-- START RECORDS SUPPLIED --

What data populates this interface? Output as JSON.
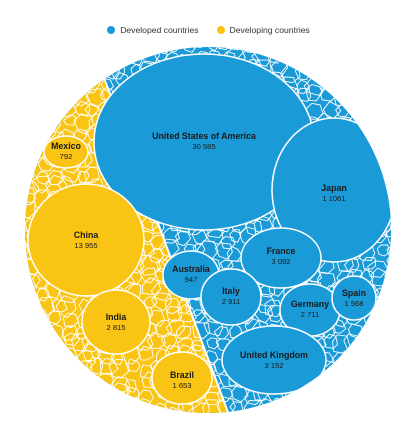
{
  "colors": {
    "developed": "#1a9bd7",
    "developing": "#f9c413",
    "border": "#ffffff"
  },
  "chart_data": {
    "type": "voronoi-treemap",
    "title": "",
    "legend": {
      "placement": "top",
      "items": [
        {
          "key": "developed",
          "label": "Developed countries"
        },
        {
          "key": "developing",
          "label": "Developing countries"
        }
      ]
    },
    "labeled_cells": [
      {
        "group": "developed",
        "name": "United States of America",
        "value": "30 985"
      },
      {
        "group": "developed",
        "name": "Japan",
        "value": "1 1061"
      },
      {
        "group": "developed",
        "name": "France",
        "value": "3 092"
      },
      {
        "group": "developed",
        "name": "Australia",
        "value": "947"
      },
      {
        "group": "developed",
        "name": "Italy",
        "value": "2 911"
      },
      {
        "group": "developed",
        "name": "Germany",
        "value": "2 711"
      },
      {
        "group": "developed",
        "name": "Spain",
        "value": "1 568"
      },
      {
        "group": "developed",
        "name": "United Kingdom",
        "value": "3 152"
      },
      {
        "group": "developing",
        "name": "Mexico",
        "value": "792"
      },
      {
        "group": "developing",
        "name": "China",
        "value": "13 955"
      },
      {
        "group": "developing",
        "name": "India",
        "value": "2 815"
      },
      {
        "group": "developing",
        "name": "Brazil",
        "value": "1 653"
      }
    ]
  }
}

-- END RECORDS SUPPLIED --

=== REQUEST ===
Can you retype every record above exactly, leaving out the pictures?

=== EXERCISE RESULT ===
What data populates this interface? Output as JSON.
{
  "colors": {
    "developed": "#1a9bd7",
    "developing": "#f9c413",
    "border": "#ffffff"
  },
  "chart_data": {
    "type": "voronoi-treemap",
    "title": "",
    "legend": {
      "placement": "top",
      "items": [
        {
          "key": "developed",
          "label": "Developed countries"
        },
        {
          "key": "developing",
          "label": "Developing countries"
        }
      ]
    },
    "labeled_cells": [
      {
        "group": "developed",
        "name": "United States of America",
        "value": "30 985"
      },
      {
        "group": "developed",
        "name": "Japan",
        "value": "1 1061"
      },
      {
        "group": "developed",
        "name": "France",
        "value": "3 092"
      },
      {
        "group": "developed",
        "name": "Australia",
        "value": "947"
      },
      {
        "group": "developed",
        "name": "Italy",
        "value": "2 911"
      },
      {
        "group": "developed",
        "name": "Germany",
        "value": "2 711"
      },
      {
        "group": "developed",
        "name": "Spain",
        "value": "1 568"
      },
      {
        "group": "developed",
        "name": "United Kingdom",
        "value": "3 152"
      },
      {
        "group": "developing",
        "name": "Mexico",
        "value": "792"
      },
      {
        "group": "developing",
        "name": "China",
        "value": "13 955"
      },
      {
        "group": "developing",
        "name": "India",
        "value": "2 815"
      },
      {
        "group": "developing",
        "name": "Brazil",
        "value": "1 653"
      }
    ]
  }
}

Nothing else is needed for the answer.